_REQUIRED WORK_. Here are some entries; quote each one exactly.

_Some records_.

----------

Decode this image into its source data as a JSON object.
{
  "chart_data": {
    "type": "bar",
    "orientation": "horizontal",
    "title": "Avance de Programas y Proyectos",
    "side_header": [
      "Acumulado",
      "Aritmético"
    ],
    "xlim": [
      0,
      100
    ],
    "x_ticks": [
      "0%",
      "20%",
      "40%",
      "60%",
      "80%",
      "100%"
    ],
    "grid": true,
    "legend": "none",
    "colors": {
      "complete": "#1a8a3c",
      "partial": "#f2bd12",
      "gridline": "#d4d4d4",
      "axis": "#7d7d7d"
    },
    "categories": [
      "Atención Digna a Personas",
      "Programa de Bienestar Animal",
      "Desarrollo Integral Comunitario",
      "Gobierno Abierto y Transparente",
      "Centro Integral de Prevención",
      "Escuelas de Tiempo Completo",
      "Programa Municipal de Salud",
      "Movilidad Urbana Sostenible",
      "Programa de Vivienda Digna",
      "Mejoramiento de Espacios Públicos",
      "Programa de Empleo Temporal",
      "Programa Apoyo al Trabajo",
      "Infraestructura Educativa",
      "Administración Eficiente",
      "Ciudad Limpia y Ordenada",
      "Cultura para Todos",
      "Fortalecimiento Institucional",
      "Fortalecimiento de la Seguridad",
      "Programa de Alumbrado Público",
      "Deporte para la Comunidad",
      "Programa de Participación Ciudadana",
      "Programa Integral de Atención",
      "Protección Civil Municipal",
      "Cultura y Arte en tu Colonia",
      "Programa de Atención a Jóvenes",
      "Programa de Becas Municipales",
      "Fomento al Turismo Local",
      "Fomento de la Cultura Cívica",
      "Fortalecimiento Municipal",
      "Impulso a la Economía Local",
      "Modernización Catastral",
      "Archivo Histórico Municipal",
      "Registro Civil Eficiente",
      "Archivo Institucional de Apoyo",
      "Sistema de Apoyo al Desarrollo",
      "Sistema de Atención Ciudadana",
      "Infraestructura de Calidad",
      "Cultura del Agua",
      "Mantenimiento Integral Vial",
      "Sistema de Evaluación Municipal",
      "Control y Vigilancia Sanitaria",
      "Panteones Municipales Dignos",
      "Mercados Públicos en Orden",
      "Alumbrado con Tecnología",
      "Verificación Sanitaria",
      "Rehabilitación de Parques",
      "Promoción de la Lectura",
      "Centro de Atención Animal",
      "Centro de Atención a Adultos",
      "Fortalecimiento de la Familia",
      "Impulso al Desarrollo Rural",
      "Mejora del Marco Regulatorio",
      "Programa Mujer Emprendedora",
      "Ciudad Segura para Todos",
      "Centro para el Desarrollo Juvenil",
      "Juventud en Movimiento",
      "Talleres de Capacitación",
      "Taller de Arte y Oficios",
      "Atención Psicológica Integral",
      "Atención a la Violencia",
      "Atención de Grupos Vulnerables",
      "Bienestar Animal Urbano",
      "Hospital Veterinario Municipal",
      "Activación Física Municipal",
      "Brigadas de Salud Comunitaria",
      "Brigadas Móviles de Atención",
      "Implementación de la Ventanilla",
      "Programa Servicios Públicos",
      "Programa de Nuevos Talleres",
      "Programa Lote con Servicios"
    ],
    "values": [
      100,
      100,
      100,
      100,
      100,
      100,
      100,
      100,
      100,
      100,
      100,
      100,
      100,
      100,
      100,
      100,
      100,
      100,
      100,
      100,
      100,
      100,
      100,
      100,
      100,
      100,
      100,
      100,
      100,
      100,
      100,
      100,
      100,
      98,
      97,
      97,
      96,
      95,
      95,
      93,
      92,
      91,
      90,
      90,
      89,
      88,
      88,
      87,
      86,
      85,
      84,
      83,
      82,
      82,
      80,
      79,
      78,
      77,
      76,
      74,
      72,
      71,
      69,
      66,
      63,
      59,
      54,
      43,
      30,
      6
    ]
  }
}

----------

_SOLUTION BELOW_.
Decode this image into its source data as a JSON object.
{
  "chart_data": {
    "type": "bar",
    "orientation": "horizontal",
    "title": "Avance de Programas y Proyectos",
    "side_header": [
      "Acumulado",
      "Aritmético"
    ],
    "xlim": [
      0,
      100
    ],
    "x_ticks": [
      "0%",
      "20%",
      "40%",
      "60%",
      "80%",
      "100%"
    ],
    "grid": true,
    "legend": "none",
    "colors": {
      "complete": "#1a8a3c",
      "partial": "#f2bd12",
      "gridline": "#d4d4d4",
      "axis": "#7d7d7d"
    },
    "categories": [
      "Atención Digna a Personas",
      "Programa de Bienestar Animal",
      "Desarrollo Integral Comunitario",
      "Gobierno Abierto y Transparente",
      "Centro Integral de Prevención",
      "Escuelas de Tiempo Completo",
      "Programa Municipal de Salud",
      "Movilidad Urbana Sostenible",
      "Programa de Vivienda Digna",
      "Mejoramiento de Espacios Públicos",
      "Programa de Empleo Temporal",
      "Programa Apoyo al Trabajo",
      "Infraestructura Educativa",
      "Administración Eficiente",
      "Ciudad Limpia y Ordenada",
      "Cultura para Todos",
      "Fortalecimiento Institucional",
      "Fortalecimiento de la Seguridad",
      "Programa de Alumbrado Público",
      "Deporte para la Comunidad",
      "Programa de Participación Ciudadana",
      "Programa Integral de Atención",
      "Protección Civil Municipal",
      "Cultura y Arte en tu Colonia",
      "Programa de Atención a Jóvenes",
      "Programa de Becas Municipales",
      "Fomento al Turismo Local",
      "Fomento de la Cultura Cívica",
      "Fortalecimiento Municipal",
      "Impulso a la Economía Local",
      "Modernización Catastral",
      "Archivo Histórico Municipal",
      "Registro Civil Eficiente",
      "Archivo Institucional de Apoyo",
      "Sistema de Apoyo al Desarrollo",
      "Sistema de Atención Ciudadana",
      "Infraestructura de Calidad",
      "Cultura del Agua",
      "Mantenimiento Integral Vial",
      "Sistema de Evaluación Municipal",
      "Control y Vigilancia Sanitaria",
      "Panteones Municipales Dignos",
      "Mercados Públicos en Orden",
      "Alumbrado con Tecnología",
      "Verificación Sanitaria",
      "Rehabilitación de Parques",
      "Promoción de la Lectura",
      "Centro de Atención Animal",
      "Centro de Atención a Adultos",
      "Fortalecimiento de la Familia",
      "Impulso al Desarrollo Rural",
      "Mejora del Marco Regulatorio",
      "Programa Mujer Emprendedora",
      "Ciudad Segura para Todos",
      "Centro para el Desarrollo Juvenil",
      "Juventud en Movimiento",
      "Talleres de Capacitación",
      "Taller de Arte y Oficios",
      "Atención Psicológica Integral",
      "Atención a la Violencia",
      "Atención de Grupos Vulnerables",
      "Bienestar Animal Urbano",
      "Hospital Veterinario Municipal",
      "Activación Física Municipal",
      "Brigadas de Salud Comunitaria",
      "Brigadas Móviles de Atención",
      "Implementación de la Ventanilla",
      "Programa Servicios Públicos",
      "Programa de Nuevos Talleres",
      "Programa Lote con Servicios"
    ],
    "values": [
      100,
      100,
      100,
      100,
      100,
      100,
      100,
      100,
      100,
      100,
      100,
      100,
      100,
      100,
      100,
      100,
      100,
      100,
      100,
      100,
      100,
      100,
      100,
      100,
      100,
      100,
      100,
      100,
      100,
      100,
      100,
      100,
      100,
      98,
      97,
      97,
      96,
      95,
      95,
      93,
      92,
      91,
      90,
      90,
      89,
      88,
      88,
      87,
      86,
      85,
      84,
      83,
      82,
      82,
      80,
      79,
      78,
      77,
      76,
      74,
      72,
      71,
      69,
      66,
      63,
      59,
      54,
      43,
      30,
      6
    ]
  }
}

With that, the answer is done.